### Job
Go through the entries one line at a time, and gather every line that has the word "JSON".

### Data extract

┏━━

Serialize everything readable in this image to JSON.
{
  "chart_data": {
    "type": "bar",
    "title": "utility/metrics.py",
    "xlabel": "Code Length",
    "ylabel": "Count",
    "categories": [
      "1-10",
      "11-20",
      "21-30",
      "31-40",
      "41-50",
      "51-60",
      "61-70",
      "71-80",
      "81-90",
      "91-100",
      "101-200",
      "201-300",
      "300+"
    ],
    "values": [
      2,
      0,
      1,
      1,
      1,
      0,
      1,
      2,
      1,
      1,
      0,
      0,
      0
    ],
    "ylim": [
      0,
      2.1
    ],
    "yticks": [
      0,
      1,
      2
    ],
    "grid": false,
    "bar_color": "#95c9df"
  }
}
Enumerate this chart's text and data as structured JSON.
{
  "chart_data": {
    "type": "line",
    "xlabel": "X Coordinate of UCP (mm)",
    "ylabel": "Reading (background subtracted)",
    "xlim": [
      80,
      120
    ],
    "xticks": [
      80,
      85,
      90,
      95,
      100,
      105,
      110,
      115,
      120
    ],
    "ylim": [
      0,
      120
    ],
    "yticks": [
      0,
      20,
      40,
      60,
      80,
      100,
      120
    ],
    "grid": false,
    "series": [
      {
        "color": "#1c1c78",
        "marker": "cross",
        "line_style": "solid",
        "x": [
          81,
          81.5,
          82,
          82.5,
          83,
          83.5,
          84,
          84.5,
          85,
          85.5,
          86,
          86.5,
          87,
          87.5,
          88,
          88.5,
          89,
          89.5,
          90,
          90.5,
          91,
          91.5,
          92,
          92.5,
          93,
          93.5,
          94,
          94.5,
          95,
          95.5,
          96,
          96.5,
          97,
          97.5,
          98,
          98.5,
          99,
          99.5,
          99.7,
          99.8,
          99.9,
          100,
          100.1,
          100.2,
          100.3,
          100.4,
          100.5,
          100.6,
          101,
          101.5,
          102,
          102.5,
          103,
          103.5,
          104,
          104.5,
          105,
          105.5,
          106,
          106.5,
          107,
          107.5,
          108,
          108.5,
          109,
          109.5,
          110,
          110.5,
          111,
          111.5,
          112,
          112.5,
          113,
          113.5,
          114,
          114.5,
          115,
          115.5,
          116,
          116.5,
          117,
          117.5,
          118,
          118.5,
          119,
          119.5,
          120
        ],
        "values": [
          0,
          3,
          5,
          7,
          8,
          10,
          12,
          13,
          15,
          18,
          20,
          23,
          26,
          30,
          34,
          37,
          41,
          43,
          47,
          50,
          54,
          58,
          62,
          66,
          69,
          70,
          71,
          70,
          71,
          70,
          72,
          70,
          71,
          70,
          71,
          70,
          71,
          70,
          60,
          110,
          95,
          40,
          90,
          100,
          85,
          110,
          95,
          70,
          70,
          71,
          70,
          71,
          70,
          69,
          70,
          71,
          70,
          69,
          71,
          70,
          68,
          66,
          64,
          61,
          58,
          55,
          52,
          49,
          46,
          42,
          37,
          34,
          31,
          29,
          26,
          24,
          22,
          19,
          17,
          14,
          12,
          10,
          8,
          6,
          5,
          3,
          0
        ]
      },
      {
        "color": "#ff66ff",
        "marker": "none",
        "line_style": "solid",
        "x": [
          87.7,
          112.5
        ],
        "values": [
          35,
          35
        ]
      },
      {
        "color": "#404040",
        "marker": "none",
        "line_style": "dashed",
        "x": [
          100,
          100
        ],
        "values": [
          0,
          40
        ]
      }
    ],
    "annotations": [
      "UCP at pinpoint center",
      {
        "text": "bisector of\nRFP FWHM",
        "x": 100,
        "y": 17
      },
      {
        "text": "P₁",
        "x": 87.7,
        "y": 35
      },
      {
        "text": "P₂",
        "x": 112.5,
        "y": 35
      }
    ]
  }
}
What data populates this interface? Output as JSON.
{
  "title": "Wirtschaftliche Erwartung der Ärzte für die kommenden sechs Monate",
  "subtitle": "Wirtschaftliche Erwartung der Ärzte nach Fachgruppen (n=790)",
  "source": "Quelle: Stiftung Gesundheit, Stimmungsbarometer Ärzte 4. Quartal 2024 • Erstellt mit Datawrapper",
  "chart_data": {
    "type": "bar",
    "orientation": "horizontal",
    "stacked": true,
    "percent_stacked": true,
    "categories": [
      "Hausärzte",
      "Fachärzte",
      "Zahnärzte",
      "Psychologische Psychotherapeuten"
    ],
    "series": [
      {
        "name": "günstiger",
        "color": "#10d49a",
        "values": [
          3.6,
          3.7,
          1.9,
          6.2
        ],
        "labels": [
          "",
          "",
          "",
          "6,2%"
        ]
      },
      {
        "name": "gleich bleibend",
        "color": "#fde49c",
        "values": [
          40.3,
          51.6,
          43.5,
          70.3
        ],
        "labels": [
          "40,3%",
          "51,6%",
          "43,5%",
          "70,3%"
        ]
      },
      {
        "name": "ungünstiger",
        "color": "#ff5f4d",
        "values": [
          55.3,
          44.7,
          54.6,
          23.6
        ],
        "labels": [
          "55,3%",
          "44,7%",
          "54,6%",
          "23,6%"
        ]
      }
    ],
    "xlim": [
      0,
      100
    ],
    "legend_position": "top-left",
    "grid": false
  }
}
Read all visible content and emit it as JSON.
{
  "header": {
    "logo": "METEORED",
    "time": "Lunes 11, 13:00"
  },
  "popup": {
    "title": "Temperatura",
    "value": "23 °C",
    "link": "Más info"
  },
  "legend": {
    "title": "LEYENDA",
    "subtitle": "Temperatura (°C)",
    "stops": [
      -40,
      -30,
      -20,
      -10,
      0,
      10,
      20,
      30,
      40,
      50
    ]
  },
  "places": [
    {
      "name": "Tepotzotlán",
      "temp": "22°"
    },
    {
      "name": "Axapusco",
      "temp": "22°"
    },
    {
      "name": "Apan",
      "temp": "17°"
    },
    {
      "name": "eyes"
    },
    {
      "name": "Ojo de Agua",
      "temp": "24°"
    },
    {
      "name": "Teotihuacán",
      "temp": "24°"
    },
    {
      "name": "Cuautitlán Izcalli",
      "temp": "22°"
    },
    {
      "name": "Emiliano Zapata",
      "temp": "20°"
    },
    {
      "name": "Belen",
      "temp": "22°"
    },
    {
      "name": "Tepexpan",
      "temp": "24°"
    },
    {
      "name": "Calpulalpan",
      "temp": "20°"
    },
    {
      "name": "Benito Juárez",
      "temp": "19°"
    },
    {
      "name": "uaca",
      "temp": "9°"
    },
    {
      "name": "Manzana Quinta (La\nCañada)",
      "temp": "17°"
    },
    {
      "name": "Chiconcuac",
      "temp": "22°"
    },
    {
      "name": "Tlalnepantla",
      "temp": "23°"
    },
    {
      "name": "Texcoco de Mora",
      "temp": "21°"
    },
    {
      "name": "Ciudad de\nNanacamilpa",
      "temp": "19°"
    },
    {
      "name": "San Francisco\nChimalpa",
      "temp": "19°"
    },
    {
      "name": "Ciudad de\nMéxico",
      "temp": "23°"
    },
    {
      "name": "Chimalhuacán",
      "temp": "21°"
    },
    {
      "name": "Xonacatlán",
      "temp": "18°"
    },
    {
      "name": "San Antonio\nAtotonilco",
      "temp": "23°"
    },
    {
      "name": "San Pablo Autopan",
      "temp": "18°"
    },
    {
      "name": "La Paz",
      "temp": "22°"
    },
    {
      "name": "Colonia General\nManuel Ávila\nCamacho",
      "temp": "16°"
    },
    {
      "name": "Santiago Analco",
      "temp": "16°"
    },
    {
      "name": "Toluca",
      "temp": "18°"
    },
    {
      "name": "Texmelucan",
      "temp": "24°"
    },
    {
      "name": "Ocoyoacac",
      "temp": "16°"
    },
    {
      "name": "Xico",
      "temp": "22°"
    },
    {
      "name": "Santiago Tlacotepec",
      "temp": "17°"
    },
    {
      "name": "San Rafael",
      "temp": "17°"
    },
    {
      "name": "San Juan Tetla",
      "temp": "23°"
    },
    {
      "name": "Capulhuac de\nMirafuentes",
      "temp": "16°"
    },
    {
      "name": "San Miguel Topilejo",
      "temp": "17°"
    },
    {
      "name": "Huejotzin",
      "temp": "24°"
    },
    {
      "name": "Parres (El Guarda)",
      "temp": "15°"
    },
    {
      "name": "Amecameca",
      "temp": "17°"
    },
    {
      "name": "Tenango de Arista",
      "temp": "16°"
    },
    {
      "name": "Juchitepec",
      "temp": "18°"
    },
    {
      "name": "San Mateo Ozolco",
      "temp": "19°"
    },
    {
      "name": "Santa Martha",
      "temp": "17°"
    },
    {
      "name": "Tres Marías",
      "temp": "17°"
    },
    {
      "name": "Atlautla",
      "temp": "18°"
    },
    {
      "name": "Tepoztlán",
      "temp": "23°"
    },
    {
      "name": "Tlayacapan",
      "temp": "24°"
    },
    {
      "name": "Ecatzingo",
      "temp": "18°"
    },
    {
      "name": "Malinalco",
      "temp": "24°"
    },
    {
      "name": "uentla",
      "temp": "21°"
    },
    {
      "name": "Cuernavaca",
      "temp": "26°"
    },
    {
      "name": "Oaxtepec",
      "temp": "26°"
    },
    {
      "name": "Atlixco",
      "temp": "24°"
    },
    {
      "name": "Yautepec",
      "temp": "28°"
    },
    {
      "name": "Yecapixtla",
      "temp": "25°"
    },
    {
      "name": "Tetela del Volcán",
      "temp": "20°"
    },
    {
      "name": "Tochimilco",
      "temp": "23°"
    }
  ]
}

┗━━

### Full response
Serialize everything readable in this image to JSON.
Enumerate this chart's text and data as structured JSON.
What data populates this interface? Output as JSON.
Read all visible content and emit it as JSON.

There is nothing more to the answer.